Problem 1
Copy word for word the passage of the article on US police training in Israel that begins with the words "Racial profiling, violent" and ends with the words "are here: Israel.".

Document segment

****************

Activism

George Floyd killing highlights issue of US police training in Israel

George Floyd’s killing by Minneapolis police on May 25 has prompted some to liken American policing methods to Israeli occupation policing, and to point out that many US police officers have gotten training from Israeli officials under the sponsorship of Israel lobby organizations.

For instance, the Morning Star published an article saying that the Minneapolis police force once received training from Israelis. The training was eight years ago and there is no evidence that the officers who killed Floyd got the training.

At least 100 Minnesota police officers attended a 2012 conference hosted by the Israeli consulate in Chicago, the second time such an event had been held.

There they learned the violent techniques used by Israeli forces as they terrorise the occupied Palestinian territories under the guise of security operations.

The so-called counterterrorism training conference in Minneapolis was jointly hosted by the FBI.

The issue has long been a focus in the Palestinian solidarity community. Thirty Georgia human rights and racial justice organizations last December came out in opposition of a program sponsored by fervent Israel supporters in which state law enforcement agencies send officers to Israel for training. Durham, NC, banned such exchanges two years ago.

Jewish Voice for Peace has for several years conducted a “Deadly Exchange” campaign that decries the trainings. As JVP’s Pittsburgh chapter wrote after learning that the police chief there went to Israel for training in 2018:

Exchanges between US police and the Israeli army promote a brutal military occupation as a positive model for community policing. Under the banner of “counter-terrorism” training, Israel is presenting lessons learned from 50 years of illegal military occupation over a Palestinian population deprived of human and civil rights…

Racial profiling, violent suppression of protest, massive surveillance, militarization of school security and the ongoing displacement of people from their homes are not lessons US law enforcement or US mayors should be bringing home.

Thousands of American law enforcement officers have gotten Israeli training, the Intercept reported in 2017. Alice Speri wrote that several pro-Israel organizations have sponsored the programs.

Thousands of American law enforcement officers frequently travel for training to one of the few countries where policing and militarism are even more deeply intertwined than they are here: Israel.

In the aftermath of 9/11, Israel seized on its decades-long experience as an occupying force to brand itself as a world leader in counterterrorism. U.S. law enforcement agencies took the Jewish state up on its expertise by participating in exchange programs sponsored by an array of pro-Israel groups, like the American Israel Public Affairs Committee, the Jewish Institute for National Security Affairs, and the Anti-Defamation League. Over the past decade and a half, scores of top federal, state, and local police officers from dozens of departments from across the U.S. have gone to Israel to learn about its terrorism-focused policing.

Much of the criticism focuses on a yearly counter-terrorism seminar in Israel that looks to be a police junket paid for by the Anti-Defamation League, which has trained hundreds of US law enforcement officers.

Lincoln Anthony Blades wrote about the ADL training in Teen Vogue in 2018, in the wake of the Mike Brown killing in Ferguson in 2014 and the clampdown on protesters.

****************

Exercise material
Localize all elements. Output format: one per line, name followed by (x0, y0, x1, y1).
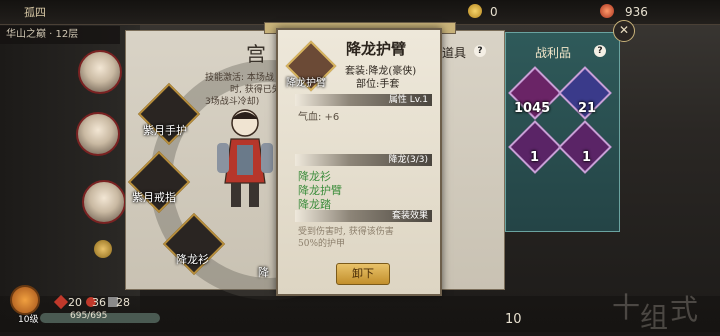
location-label: 华山之巅 · 12层 (0, 26, 120, 44)
bg-char-3: 式 (670, 293, 699, 326)
stat-armor: 28 (116, 296, 130, 309)
effect-line-2: 50%的护甲 (298, 239, 346, 249)
avatar-1[interactable] (78, 50, 122, 94)
close-icon[interactable]: ✕ (613, 20, 635, 42)
stat-hp: 气血: +6 (298, 112, 340, 123)
loot-count-3: 1 (530, 150, 540, 165)
item-icon-label: 降龙护臂 (286, 78, 326, 89)
stat-health: 36 (92, 296, 106, 309)
items-header-label: 道具 (442, 46, 467, 60)
palace-title: 宫 (246, 42, 266, 66)
attr-header-bar: 属性 Lv.1 (295, 94, 432, 106)
loot-count-4: 1 (582, 150, 592, 165)
hero-figure (217, 109, 273, 207)
slot-gloves-label: 紫月手护 (143, 124, 187, 137)
resource-2-count: 936 (625, 5, 648, 19)
bell-icon[interactable] (94, 240, 112, 258)
loot-title: 战利品 (535, 46, 572, 60)
coin-icon (468, 4, 482, 18)
effect-header-bar: 套装效果 (295, 210, 432, 222)
left-shade (0, 0, 140, 332)
loot-count-1: 1045 (514, 101, 551, 116)
set-header-bar: 降龙(3/3) (295, 154, 432, 166)
loot-help-icon[interactable]: ? (594, 45, 606, 57)
level-label: 10级 (18, 315, 39, 325)
slot-ring-label: 紫月戒指 (132, 191, 176, 204)
item-part-line: 部位:手套 (356, 79, 400, 90)
bg-char-1: 十 (612, 291, 641, 324)
item-title: 降龙护臂 (346, 40, 407, 58)
slot-boots-label: 降 (258, 266, 269, 279)
avatar-3[interactable] (82, 180, 126, 224)
cat-icon[interactable] (10, 285, 40, 315)
items-help-icon[interactable]: ? (474, 45, 486, 57)
bottom-count: 10 (505, 312, 522, 327)
bg-char-2: 组 (640, 301, 669, 334)
set-header-label: 降龙(3/3) (388, 155, 428, 165)
unequip-button[interactable]: 卸下 (336, 263, 390, 285)
slot-robe-label: 降龙衫 (176, 253, 209, 266)
hp-text: 695/695 (70, 311, 108, 321)
player-name: 孤四 (24, 6, 46, 19)
loot-count-2: 21 (578, 101, 597, 116)
effect-header-label: 套装效果 (391, 211, 428, 221)
attr-header-label: 属性 Lv.1 (388, 95, 428, 105)
avatar-2[interactable] (76, 112, 120, 156)
stat-attack: 20 (68, 296, 82, 309)
resource-1-count: 0 (490, 5, 498, 19)
ingot-icon (600, 4, 614, 18)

****************

Problem 2
Write out the lines of the rows from the one containing "location-label: 华山之巅 · 12层 (0, 26, 120, 44)" through the one containing "items-header-label: 道具 (442, 46, 467, 60)", including both of those lines.

Full answer 1
Racial profiling, violent suppression of protest, massive surveillance, militarization of school security and the ongoing displacement of people from their homes are not lessons US law enforcement or US mayors should be bringing home.

Thousands of American law enforcement officers have gotten Israeli training, the Intercept reported in 2017. Alice Speri wrote that several pro-Israel organizations have sponsored the programs.

Thousands of American law enforcement officers frequently travel for training to one of the few countries where policing and militarism are even more deeply intertwined than they are here: Israel.

Full answer 2
location-label: 华山之巅 · 12层 (0, 26, 120, 44)
bg-char-3: 式 (670, 293, 699, 326)
stat-armor: 28 (116, 296, 130, 309)
effect-line-2: 50%的护甲 (298, 239, 346, 249)
avatar-1[interactable] (78, 50, 122, 94)
close-icon[interactable]: ✕ (613, 20, 635, 42)
stat-hp: 气血: +6 (298, 112, 340, 123)
loot-count-3: 1 (530, 150, 540, 165)
item-icon-label: 降龙护臂 (286, 78, 326, 89)
stat-health: 36 (92, 296, 106, 309)
items-header-label: 道具 (442, 46, 467, 60)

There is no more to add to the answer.